Provided data =
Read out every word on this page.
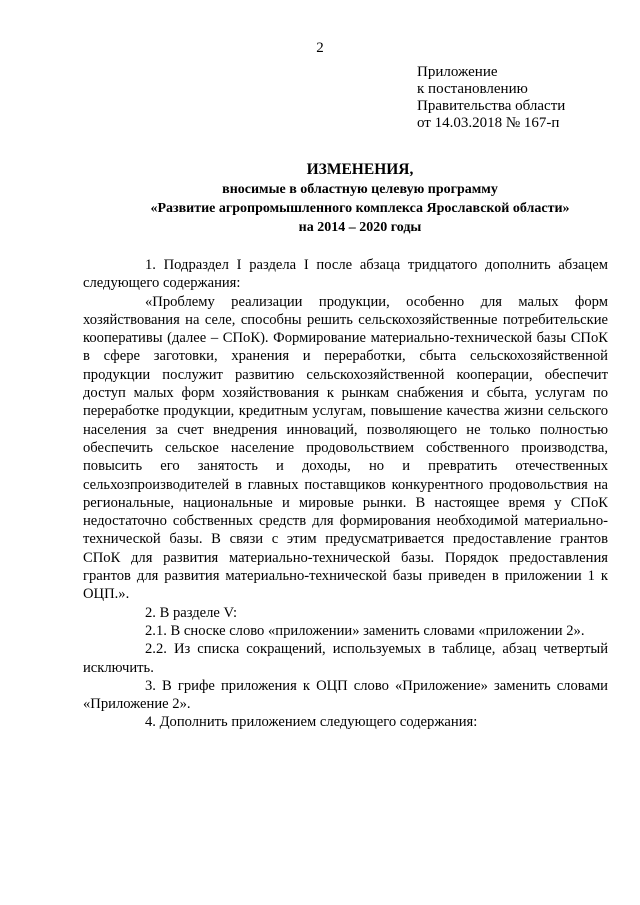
2
Приложение
к постановлению
Правительства области
от 14.03.2018 № 167-п
ИЗМЕНЕНИЯ,
вносимые в областную целевую программу
«Развитие агропромышленного комплекса Ярославской области»
на 2014 – 2020 годы

1. Подраздел I раздела I после абзаца тридцатого дополнить абзацем следующего содержания:

«Проблему реализации продукции, особенно для малых форм хозяйствования на селе, способны решить сельскохозяйственные потребительские кооперативы (далее – СПоК). Формирование материально-технической базы СПоК в сфере заготовки, хранения и переработки, сбыта сельскохозяйственной продукции послужит развитию сельскохозяйственной кооперации, обеспечит доступ малых форм хозяйствования к рынкам снабжения и сбыта, услугам по переработке продукции, кредитным услугам, повышение качества жизни сельского населения за счет внедрения инноваций, позволяющего не только полностью обеспечить сельское население продовольствием собственного производства, повысить его занятость и доходы, но и превратить отечественных сельхозпроизводителей в главных поставщиков конкурентного продовольствия на региональные, национальные и мировые рынки. В настоящее время у СПоК недостаточно собственных средств для формирования необходимой материально-технической базы. В связи с этим предусматривается предоставление грантов СПоК для развития материально-технической базы. Порядок предоставления грантов для развития материально-технической базы приведен в приложении 1 к ОЦП.».

2. В разделе V:

2.1. В сноске слово «приложении» заменить словами «приложении 2».

2.2. Из списка сокращений, используемых в таблице, абзац четвертый исключить.

3. В грифе приложения к ОЦП слово «Приложение» заменить словами «Приложение 2».

4. Дополнить приложением следующего содержания:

Stated exercise = Count the lines above that contain the word "заменить", and give only that number.

The solution = 2